MATERIALS PROVIDED —
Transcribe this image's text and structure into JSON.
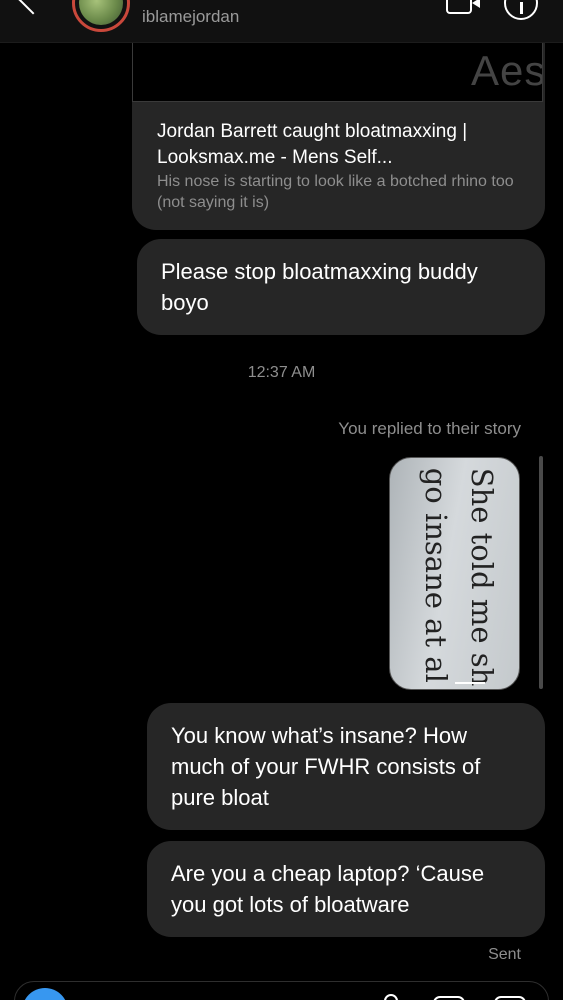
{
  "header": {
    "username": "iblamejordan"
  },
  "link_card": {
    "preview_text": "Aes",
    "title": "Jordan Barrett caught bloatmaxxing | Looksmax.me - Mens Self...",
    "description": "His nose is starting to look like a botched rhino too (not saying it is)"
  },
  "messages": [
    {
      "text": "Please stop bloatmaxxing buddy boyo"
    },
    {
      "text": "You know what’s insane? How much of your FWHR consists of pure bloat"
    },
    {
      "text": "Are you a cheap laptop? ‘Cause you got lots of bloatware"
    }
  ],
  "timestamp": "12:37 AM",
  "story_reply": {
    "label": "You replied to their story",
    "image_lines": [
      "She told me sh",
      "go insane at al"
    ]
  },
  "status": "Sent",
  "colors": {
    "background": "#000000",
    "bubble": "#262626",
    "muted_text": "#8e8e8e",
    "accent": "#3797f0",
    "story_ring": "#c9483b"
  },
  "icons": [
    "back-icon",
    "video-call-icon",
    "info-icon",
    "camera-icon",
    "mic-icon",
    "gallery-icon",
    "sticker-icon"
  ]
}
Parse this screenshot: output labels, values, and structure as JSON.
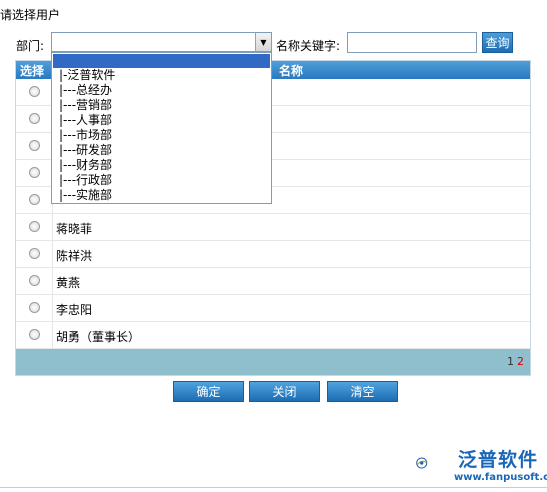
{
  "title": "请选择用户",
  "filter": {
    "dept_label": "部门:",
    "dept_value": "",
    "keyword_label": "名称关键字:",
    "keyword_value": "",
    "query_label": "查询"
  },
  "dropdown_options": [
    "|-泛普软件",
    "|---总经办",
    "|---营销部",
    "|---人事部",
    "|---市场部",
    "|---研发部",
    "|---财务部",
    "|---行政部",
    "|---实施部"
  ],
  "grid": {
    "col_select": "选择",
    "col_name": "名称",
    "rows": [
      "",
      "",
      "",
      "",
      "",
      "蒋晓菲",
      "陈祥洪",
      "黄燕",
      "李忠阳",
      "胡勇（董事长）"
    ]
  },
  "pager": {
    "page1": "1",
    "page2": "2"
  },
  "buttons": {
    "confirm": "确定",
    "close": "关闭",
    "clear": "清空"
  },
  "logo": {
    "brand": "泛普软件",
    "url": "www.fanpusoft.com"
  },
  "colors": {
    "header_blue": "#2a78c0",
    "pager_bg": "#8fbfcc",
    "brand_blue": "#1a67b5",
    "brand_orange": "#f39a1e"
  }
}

==

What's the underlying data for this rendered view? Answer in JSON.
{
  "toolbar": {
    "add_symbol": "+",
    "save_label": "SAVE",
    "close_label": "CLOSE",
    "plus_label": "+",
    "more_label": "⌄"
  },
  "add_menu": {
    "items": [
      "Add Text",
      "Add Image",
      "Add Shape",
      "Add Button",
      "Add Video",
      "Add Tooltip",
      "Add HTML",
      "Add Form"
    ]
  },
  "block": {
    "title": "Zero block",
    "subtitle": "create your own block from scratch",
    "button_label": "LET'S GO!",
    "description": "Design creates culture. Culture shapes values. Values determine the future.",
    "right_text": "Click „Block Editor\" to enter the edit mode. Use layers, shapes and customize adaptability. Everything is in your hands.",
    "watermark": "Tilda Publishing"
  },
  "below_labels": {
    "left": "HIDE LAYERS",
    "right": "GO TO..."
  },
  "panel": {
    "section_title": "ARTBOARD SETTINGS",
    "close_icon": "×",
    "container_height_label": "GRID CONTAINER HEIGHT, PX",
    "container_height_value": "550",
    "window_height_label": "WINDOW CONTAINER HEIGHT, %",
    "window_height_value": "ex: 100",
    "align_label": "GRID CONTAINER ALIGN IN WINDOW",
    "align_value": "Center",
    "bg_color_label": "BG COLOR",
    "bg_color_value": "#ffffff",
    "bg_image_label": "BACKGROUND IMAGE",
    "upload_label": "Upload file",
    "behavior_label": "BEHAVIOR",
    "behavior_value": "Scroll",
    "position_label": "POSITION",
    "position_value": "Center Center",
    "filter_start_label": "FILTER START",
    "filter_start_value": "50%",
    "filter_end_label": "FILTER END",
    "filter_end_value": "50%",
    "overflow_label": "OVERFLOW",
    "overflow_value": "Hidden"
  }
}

TO DO — Go through the records above, find every line with the word "values", and list those lines.

OUTPUT OF THE EXERCISE —
Parse this screenshot: output labels, values, and structure as JSON.
    "description": "Design creates culture. Culture shapes values. Values determine the future.",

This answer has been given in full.